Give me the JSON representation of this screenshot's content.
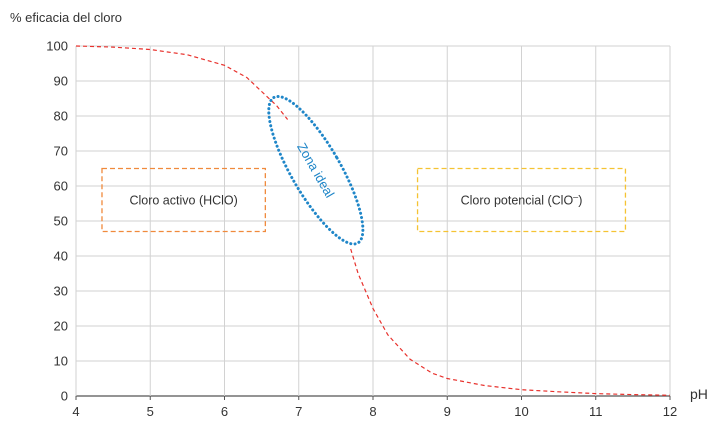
{
  "chart_data": {
    "type": "line",
    "ylabel": "% eficacia del cloro",
    "xlabel": "pH",
    "xlim": [
      4,
      12
    ],
    "ylim": [
      0,
      100
    ],
    "x_ticks": [
      "4",
      "5",
      "6",
      "7",
      "8",
      "9",
      "10",
      "11",
      "12"
    ],
    "y_ticks": [
      "0",
      "10",
      "20",
      "30",
      "40",
      "50",
      "60",
      "70",
      "80",
      "90",
      "100"
    ],
    "grid": true,
    "series": [
      {
        "color": "#e8322d",
        "style": "dashed",
        "points": [
          [
            4.0,
            100
          ],
          [
            4.5,
            99.7
          ],
          [
            5.0,
            99
          ],
          [
            5.5,
            97.5
          ],
          [
            6.0,
            94.5
          ],
          [
            6.3,
            91
          ],
          [
            6.5,
            87
          ],
          [
            6.7,
            83
          ],
          [
            6.85,
            79
          ],
          [
            7.7,
            42
          ],
          [
            7.8,
            35
          ],
          [
            8.0,
            25
          ],
          [
            8.2,
            17.5
          ],
          [
            8.5,
            10.5
          ],
          [
            8.8,
            6.5
          ],
          [
            9.0,
            5
          ],
          [
            9.5,
            3
          ],
          [
            10.0,
            1.8
          ],
          [
            10.5,
            1.2
          ],
          [
            11.0,
            0.7
          ],
          [
            11.5,
            0.4
          ],
          [
            12.0,
            0.2
          ]
        ]
      }
    ],
    "annotations": {
      "active": {
        "text": "Cloro activo (HClO)",
        "color": "#f08a3c",
        "x_range": [
          4.35,
          6.55
        ],
        "y_range": [
          47,
          65
        ]
      },
      "potential": {
        "text": "Cloro potencial  (ClO",
        "sup": "–",
        "close": ")",
        "color": "#f5c333",
        "x_range": [
          8.6,
          11.4
        ],
        "y_range": [
          47,
          65
        ]
      },
      "ideal": {
        "text": "Zona ideal",
        "color": "#1f86c8",
        "center": [
          7.23,
          64.5
        ],
        "rx_ph": 0.33,
        "ry_val": 24,
        "rotation_deg": -30
      }
    }
  }
}
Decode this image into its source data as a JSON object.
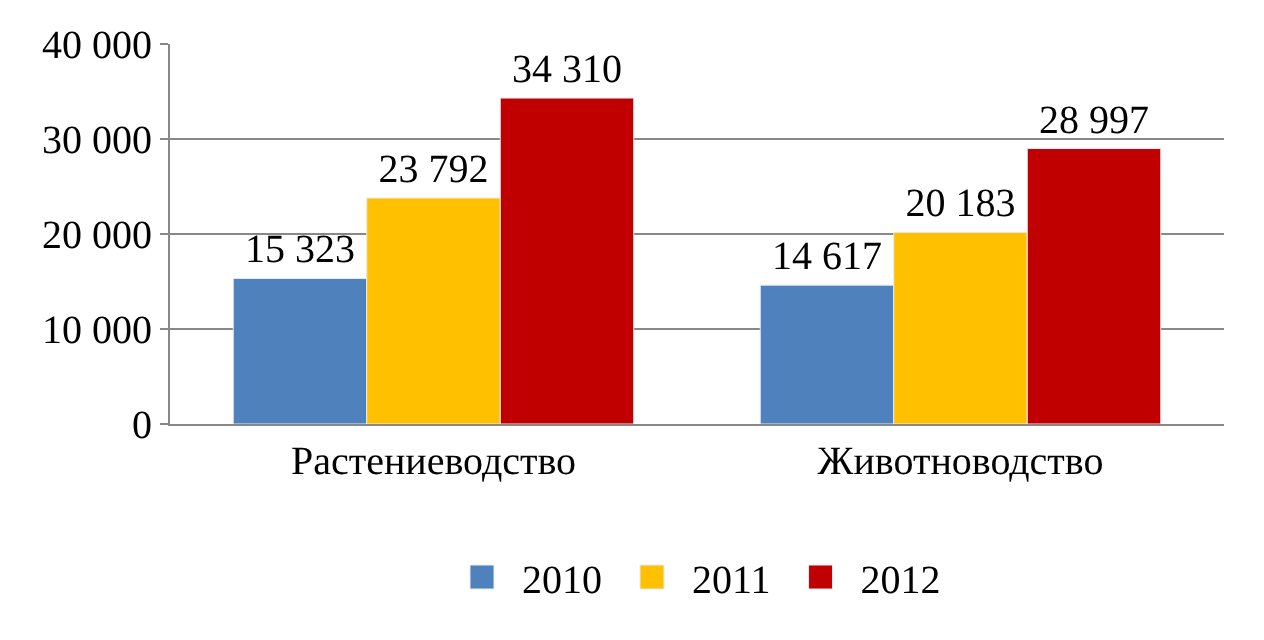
{
  "chart_data": {
    "type": "bar",
    "categories": [
      "Растениеводство",
      "Животноводство"
    ],
    "series": [
      {
        "name": "2010",
        "color": "#4f81bd",
        "values": [
          15323,
          14617
        ],
        "value_labels": [
          "15 323",
          "14 617"
        ]
      },
      {
        "name": "2011",
        "color": "#ffc000",
        "values": [
          23792,
          20183
        ],
        "value_labels": [
          "23 792",
          "20 183"
        ]
      },
      {
        "name": "2012",
        "color": "#c00000",
        "values": [
          34310,
          28997
        ],
        "value_labels": [
          "34 310",
          "28 997"
        ]
      }
    ],
    "ylim": [
      0,
      40000
    ],
    "yticks": [
      0,
      {
        "value": 10000,
        "label": "10 000"
      },
      {
        "value": 20000,
        "label": "20 000"
      },
      {
        "value": 30000,
        "label": "30 000"
      },
      {
        "value": 40000,
        "label": "40 000"
      }
    ],
    "grid": "y",
    "legend": "bottom"
  }
}
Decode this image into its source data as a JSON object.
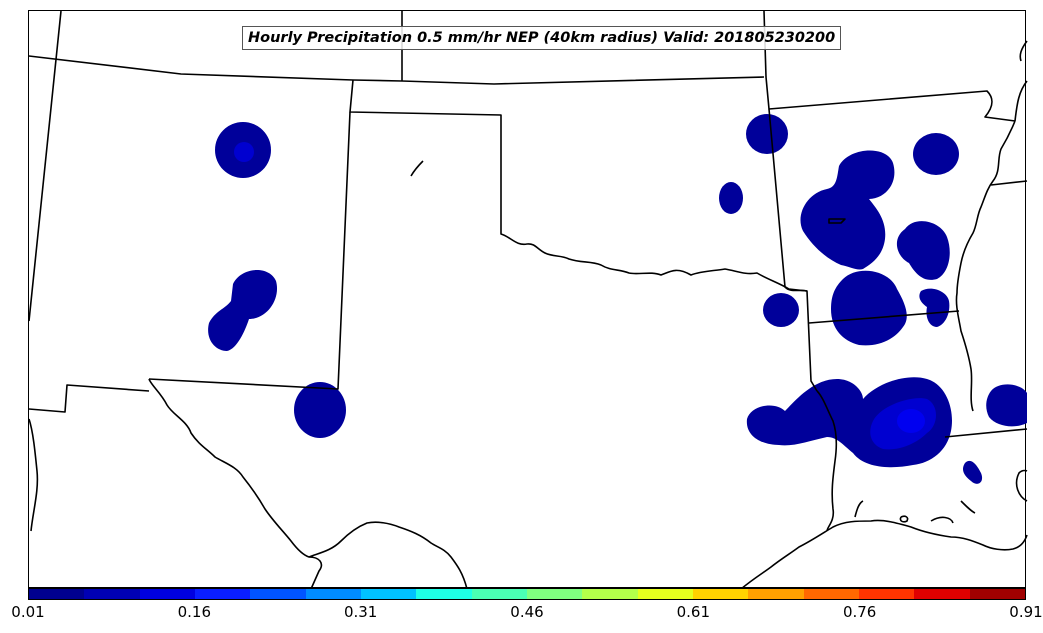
{
  "title": "Hourly Precipitation 0.5 mm/hr NEP (40km radius) Valid: 201805230200",
  "colorbar": {
    "colors": [
      "#00008f",
      "#0000b4",
      "#0000e0",
      "#0a1eff",
      "#0054ff",
      "#008cff",
      "#00c2ff",
      "#1effe6",
      "#4affb4",
      "#80ff80",
      "#b4ff4a",
      "#e6ff1e",
      "#ffd200",
      "#ffa000",
      "#ff6800",
      "#ff3400",
      "#e00000",
      "#a00000"
    ],
    "ticks": [
      "0.01",
      "0.16",
      "0.31",
      "0.46",
      "0.61",
      "0.76",
      "0.91"
    ]
  },
  "precip_colors": {
    "low": "#00009a",
    "mid": "#0000d0",
    "high": "#0000f0"
  }
}
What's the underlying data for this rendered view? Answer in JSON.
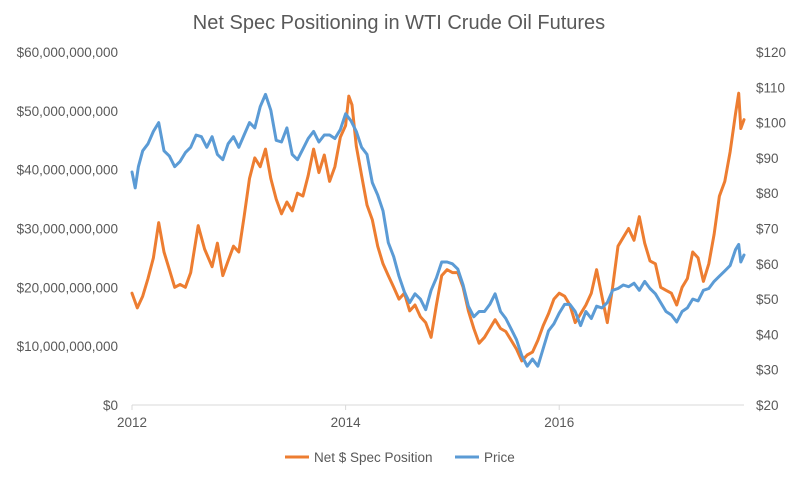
{
  "chart_data": {
    "type": "line",
    "title": "Net Spec Positioning in WTI Crude Oil Futures",
    "legend_position": "bottom",
    "grid": false,
    "x_axis": {
      "range": [
        2012.0,
        2017.73
      ],
      "ticks": [
        2012,
        2014,
        2016
      ],
      "tick_labels": [
        "2012",
        "2014",
        "2016"
      ]
    },
    "y_left": {
      "range": [
        0,
        60000000000
      ],
      "ticks": [
        0,
        10000000000,
        20000000000,
        30000000000,
        40000000000,
        50000000000,
        60000000000
      ],
      "tick_labels": [
        "$0",
        "$10,000,000,000",
        "$20,000,000,000",
        "$30,000,000,000",
        "$40,000,000,000",
        "$50,000,000,000",
        "$60,000,000,000"
      ]
    },
    "y_right": {
      "range": [
        20,
        120
      ],
      "ticks": [
        20,
        30,
        40,
        50,
        60,
        70,
        80,
        90,
        100,
        110,
        120
      ],
      "tick_labels": [
        "$20",
        "$30",
        "$40",
        "$50",
        "$60",
        "$70",
        "$80",
        "$90",
        "$100",
        "$110",
        "$120"
      ]
    },
    "series": [
      {
        "name": "Net $ Spec Position",
        "axis": "left",
        "color": "#ED7D31",
        "points": [
          [
            2012.0,
            19000000000
          ],
          [
            2012.05,
            16500000000
          ],
          [
            2012.1,
            18500000000
          ],
          [
            2012.15,
            21500000000
          ],
          [
            2012.2,
            25000000000
          ],
          [
            2012.25,
            31000000000
          ],
          [
            2012.3,
            26000000000
          ],
          [
            2012.35,
            23000000000
          ],
          [
            2012.4,
            20000000000
          ],
          [
            2012.45,
            20500000000
          ],
          [
            2012.5,
            20000000000
          ],
          [
            2012.55,
            22500000000
          ],
          [
            2012.62,
            30500000000
          ],
          [
            2012.68,
            26500000000
          ],
          [
            2012.75,
            23500000000
          ],
          [
            2012.8,
            27500000000
          ],
          [
            2012.85,
            22000000000
          ],
          [
            2012.9,
            24500000000
          ],
          [
            2012.95,
            27000000000
          ],
          [
            2013.0,
            26000000000
          ],
          [
            2013.05,
            32000000000
          ],
          [
            2013.1,
            38500000000
          ],
          [
            2013.15,
            42000000000
          ],
          [
            2013.2,
            40500000000
          ],
          [
            2013.25,
            43500000000
          ],
          [
            2013.3,
            38500000000
          ],
          [
            2013.35,
            35000000000
          ],
          [
            2013.4,
            32500000000
          ],
          [
            2013.45,
            34500000000
          ],
          [
            2013.5,
            33000000000
          ],
          [
            2013.55,
            36000000000
          ],
          [
            2013.6,
            35500000000
          ],
          [
            2013.65,
            39000000000
          ],
          [
            2013.7,
            43500000000
          ],
          [
            2013.75,
            39500000000
          ],
          [
            2013.8,
            42500000000
          ],
          [
            2013.85,
            38000000000
          ],
          [
            2013.9,
            40500000000
          ],
          [
            2013.95,
            45500000000
          ],
          [
            2014.0,
            47500000000
          ],
          [
            2014.03,
            52500000000
          ],
          [
            2014.06,
            51000000000
          ],
          [
            2014.1,
            44000000000
          ],
          [
            2014.15,
            39000000000
          ],
          [
            2014.2,
            34000000000
          ],
          [
            2014.25,
            31500000000
          ],
          [
            2014.3,
            27000000000
          ],
          [
            2014.35,
            24000000000
          ],
          [
            2014.4,
            22000000000
          ],
          [
            2014.45,
            20000000000
          ],
          [
            2014.5,
            18000000000
          ],
          [
            2014.55,
            19000000000
          ],
          [
            2014.6,
            16000000000
          ],
          [
            2014.65,
            17000000000
          ],
          [
            2014.7,
            15000000000
          ],
          [
            2014.75,
            14000000000
          ],
          [
            2014.8,
            11500000000
          ],
          [
            2014.85,
            17000000000
          ],
          [
            2014.9,
            22000000000
          ],
          [
            2014.95,
            23000000000
          ],
          [
            2015.0,
            22500000000
          ],
          [
            2015.05,
            22500000000
          ],
          [
            2015.1,
            20000000000
          ],
          [
            2015.15,
            16000000000
          ],
          [
            2015.2,
            13000000000
          ],
          [
            2015.25,
            10500000000
          ],
          [
            2015.3,
            11500000000
          ],
          [
            2015.35,
            13000000000
          ],
          [
            2015.4,
            14500000000
          ],
          [
            2015.45,
            13000000000
          ],
          [
            2015.5,
            12500000000
          ],
          [
            2015.55,
            11000000000
          ],
          [
            2015.6,
            9500000000
          ],
          [
            2015.65,
            7500000000
          ],
          [
            2015.7,
            8500000000
          ],
          [
            2015.75,
            9000000000
          ],
          [
            2015.8,
            11000000000
          ],
          [
            2015.85,
            13500000000
          ],
          [
            2015.9,
            15500000000
          ],
          [
            2015.95,
            18000000000
          ],
          [
            2016.0,
            19000000000
          ],
          [
            2016.05,
            18500000000
          ],
          [
            2016.1,
            17000000000
          ],
          [
            2016.15,
            14000000000
          ],
          [
            2016.2,
            15500000000
          ],
          [
            2016.25,
            17000000000
          ],
          [
            2016.3,
            19000000000
          ],
          [
            2016.35,
            23000000000
          ],
          [
            2016.4,
            18500000000
          ],
          [
            2016.45,
            14000000000
          ],
          [
            2016.5,
            20000000000
          ],
          [
            2016.55,
            27000000000
          ],
          [
            2016.6,
            28500000000
          ],
          [
            2016.65,
            30000000000
          ],
          [
            2016.7,
            28000000000
          ],
          [
            2016.75,
            32000000000
          ],
          [
            2016.8,
            27500000000
          ],
          [
            2016.85,
            24500000000
          ],
          [
            2016.9,
            24000000000
          ],
          [
            2016.95,
            20000000000
          ],
          [
            2017.0,
            19500000000
          ],
          [
            2017.05,
            19000000000
          ],
          [
            2017.1,
            17000000000
          ],
          [
            2017.15,
            20000000000
          ],
          [
            2017.2,
            21500000000
          ],
          [
            2017.25,
            26000000000
          ],
          [
            2017.3,
            25000000000
          ],
          [
            2017.35,
            21000000000
          ],
          [
            2017.4,
            24000000000
          ],
          [
            2017.45,
            29000000000
          ],
          [
            2017.5,
            35500000000
          ],
          [
            2017.55,
            38000000000
          ],
          [
            2017.6,
            43000000000
          ],
          [
            2017.65,
            49500000000
          ],
          [
            2017.68,
            53000000000
          ],
          [
            2017.7,
            47000000000
          ],
          [
            2017.73,
            48500000000
          ]
        ]
      },
      {
        "name": "Price",
        "axis": "right",
        "color": "#5B9BD5",
        "points": [
          [
            2012.0,
            86.0
          ],
          [
            2012.03,
            81.5
          ],
          [
            2012.06,
            87.5
          ],
          [
            2012.1,
            92.0
          ],
          [
            2012.15,
            94.0
          ],
          [
            2012.2,
            97.5
          ],
          [
            2012.25,
            100.0
          ],
          [
            2012.3,
            92.0
          ],
          [
            2012.35,
            90.5
          ],
          [
            2012.4,
            87.5
          ],
          [
            2012.45,
            89.0
          ],
          [
            2012.5,
            91.5
          ],
          [
            2012.55,
            93.0
          ],
          [
            2012.6,
            96.5
          ],
          [
            2012.65,
            96.0
          ],
          [
            2012.7,
            93.0
          ],
          [
            2012.75,
            96.0
          ],
          [
            2012.8,
            91.0
          ],
          [
            2012.85,
            89.5
          ],
          [
            2012.9,
            94.0
          ],
          [
            2012.95,
            96.0
          ],
          [
            2013.0,
            93.0
          ],
          [
            2013.05,
            96.5
          ],
          [
            2013.1,
            100.0
          ],
          [
            2013.15,
            98.5
          ],
          [
            2013.2,
            104.5
          ],
          [
            2013.25,
            108.0
          ],
          [
            2013.3,
            103.5
          ],
          [
            2013.35,
            95.0
          ],
          [
            2013.4,
            94.5
          ],
          [
            2013.45,
            98.5
          ],
          [
            2013.5,
            91.0
          ],
          [
            2013.55,
            89.5
          ],
          [
            2013.6,
            92.5
          ],
          [
            2013.65,
            95.5
          ],
          [
            2013.7,
            97.5
          ],
          [
            2013.75,
            94.5
          ],
          [
            2013.8,
            96.5
          ],
          [
            2013.85,
            96.5
          ],
          [
            2013.9,
            95.5
          ],
          [
            2013.95,
            98.0
          ],
          [
            2014.0,
            102.5
          ],
          [
            2014.05,
            100.5
          ],
          [
            2014.1,
            97.5
          ],
          [
            2014.15,
            93.0
          ],
          [
            2014.2,
            91.0
          ],
          [
            2014.25,
            83.0
          ],
          [
            2014.3,
            79.5
          ],
          [
            2014.35,
            75.0
          ],
          [
            2014.4,
            66.0
          ],
          [
            2014.45,
            62.0
          ],
          [
            2014.5,
            56.5
          ],
          [
            2014.55,
            52.0
          ],
          [
            2014.6,
            49.0
          ],
          [
            2014.65,
            51.5
          ],
          [
            2014.7,
            50.0
          ],
          [
            2014.75,
            47.0
          ],
          [
            2014.8,
            52.5
          ],
          [
            2014.85,
            56.0
          ],
          [
            2014.9,
            60.5
          ],
          [
            2014.95,
            60.5
          ],
          [
            2015.0,
            60.0
          ],
          [
            2015.05,
            58.5
          ],
          [
            2015.1,
            54.0
          ],
          [
            2015.15,
            48.0
          ],
          [
            2015.2,
            45.0
          ],
          [
            2015.25,
            46.5
          ],
          [
            2015.3,
            46.5
          ],
          [
            2015.35,
            48.5
          ],
          [
            2015.4,
            51.5
          ],
          [
            2015.45,
            46.5
          ],
          [
            2015.5,
            44.5
          ],
          [
            2015.55,
            41.5
          ],
          [
            2015.6,
            38.5
          ],
          [
            2015.65,
            34.0
          ],
          [
            2015.7,
            31.0
          ],
          [
            2015.75,
            33.0
          ],
          [
            2015.8,
            31.0
          ],
          [
            2015.85,
            36.0
          ],
          [
            2015.9,
            41.0
          ],
          [
            2015.95,
            43.0
          ],
          [
            2016.0,
            46.0
          ],
          [
            2016.05,
            48.5
          ],
          [
            2016.1,
            48.5
          ],
          [
            2016.15,
            46.5
          ],
          [
            2016.2,
            42.5
          ],
          [
            2016.25,
            46.5
          ],
          [
            2016.3,
            44.5
          ],
          [
            2016.35,
            48.0
          ],
          [
            2016.4,
            47.5
          ],
          [
            2016.45,
            49.0
          ],
          [
            2016.5,
            52.5
          ],
          [
            2016.55,
            53.0
          ],
          [
            2016.6,
            54.0
          ],
          [
            2016.65,
            53.5
          ],
          [
            2016.7,
            54.5
          ],
          [
            2016.75,
            52.5
          ],
          [
            2016.8,
            55.0
          ],
          [
            2016.85,
            53.0
          ],
          [
            2016.9,
            51.5
          ],
          [
            2016.95,
            49.0
          ],
          [
            2017.0,
            46.5
          ],
          [
            2017.05,
            45.5
          ],
          [
            2017.1,
            43.5
          ],
          [
            2017.15,
            46.5
          ],
          [
            2017.2,
            47.5
          ],
          [
            2017.25,
            50.0
          ],
          [
            2017.3,
            49.5
          ],
          [
            2017.35,
            52.5
          ],
          [
            2017.4,
            53.0
          ],
          [
            2017.45,
            55.0
          ],
          [
            2017.5,
            56.5
          ],
          [
            2017.55,
            58.0
          ],
          [
            2017.6,
            59.5
          ],
          [
            2017.65,
            64.0
          ],
          [
            2017.68,
            65.5
          ],
          [
            2017.7,
            60.5
          ],
          [
            2017.73,
            62.5
          ]
        ]
      }
    ]
  }
}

# # # #

● Work to do:
In the material above, show every line where the word "JSON" turns up.

● Written answer:
Give me the JSON representation of this screenshot's content.
Decode this image into its source data as a JSON object.
Decode this image into its source data as a JSON object.
What's the underlying data for this rendered view? Answer in JSON.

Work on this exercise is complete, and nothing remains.